• **Required work**:
Retype every entry exactly, character for character.

-- Start Records provided --

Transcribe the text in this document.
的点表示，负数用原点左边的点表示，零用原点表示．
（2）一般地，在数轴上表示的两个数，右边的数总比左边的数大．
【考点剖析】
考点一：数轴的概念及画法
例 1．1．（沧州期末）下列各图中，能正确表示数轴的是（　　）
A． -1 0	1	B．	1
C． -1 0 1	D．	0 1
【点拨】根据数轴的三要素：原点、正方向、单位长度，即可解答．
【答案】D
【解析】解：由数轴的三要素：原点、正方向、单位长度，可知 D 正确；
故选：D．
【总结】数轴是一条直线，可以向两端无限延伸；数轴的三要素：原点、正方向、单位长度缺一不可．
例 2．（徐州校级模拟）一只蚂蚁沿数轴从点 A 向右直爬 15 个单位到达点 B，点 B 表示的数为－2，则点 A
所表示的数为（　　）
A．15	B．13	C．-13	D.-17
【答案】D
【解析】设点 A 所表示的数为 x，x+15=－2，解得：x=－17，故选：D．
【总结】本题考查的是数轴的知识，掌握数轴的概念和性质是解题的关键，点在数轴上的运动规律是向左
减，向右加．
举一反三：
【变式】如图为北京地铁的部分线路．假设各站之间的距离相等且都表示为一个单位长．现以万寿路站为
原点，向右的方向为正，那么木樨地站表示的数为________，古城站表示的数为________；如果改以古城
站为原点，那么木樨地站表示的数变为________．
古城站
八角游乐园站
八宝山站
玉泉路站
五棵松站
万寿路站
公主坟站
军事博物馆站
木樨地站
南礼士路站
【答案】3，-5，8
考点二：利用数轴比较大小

-- End Records provided --

• **Task answer**:
Transcribe the text in this document.
的点表示，负数用原点左边的点表示，零用原点表示．
（2）一般地，在数轴上表示的两个数，右边的数总比左边的数大．
【考点剖析】
考点一：数轴的概念及画法
例 1．1．（沧州期末）下列各图中，能正确表示数轴的是（　　）
A． -1 0	1	B．	1
C． -1 0 1	D．	0 1
【点拨】根据数轴的三要素：原点、正方向、单位长度，即可解答．
【答案】D
【解析】解：由数轴的三要素：原点、正方向、单位长度，可知 D 正确；
故选：D．
【总结】数轴是一条直线，可以向两端无限延伸；数轴的三要素：原点、正方向、单位长度缺一不可．
例 2．（徐州校级模拟）一只蚂蚁沿数轴从点 A 向右直爬 15 个单位到达点 B，点 B 表示的数为－2，则点 A
所表示的数为（　　）
A．15	B．13	C．-13	D.-17
【答案】D
【解析】设点 A 所表示的数为 x，x+15=－2，解得：x=－17，故选：D．
【总结】本题考查的是数轴的知识，掌握数轴的概念和性质是解题的关键，点在数轴上的运动规律是向左
减，向右加．
举一反三：
【变式】如图为北京地铁的部分线路．假设各站之间的距离相等且都表示为一个单位长．现以万寿路站为
原点，向右的方向为正，那么木樨地站表示的数为________，古城站表示的数为________；如果改以古城
站为原点，那么木樨地站表示的数变为________．
古城站
八角游乐园站
八宝山站
玉泉路站
五棵松站
万寿路站
公主坟站
军事博物馆站
木樨地站
南礼士路站
【答案】3，-5，8
考点二：利用数轴比较大小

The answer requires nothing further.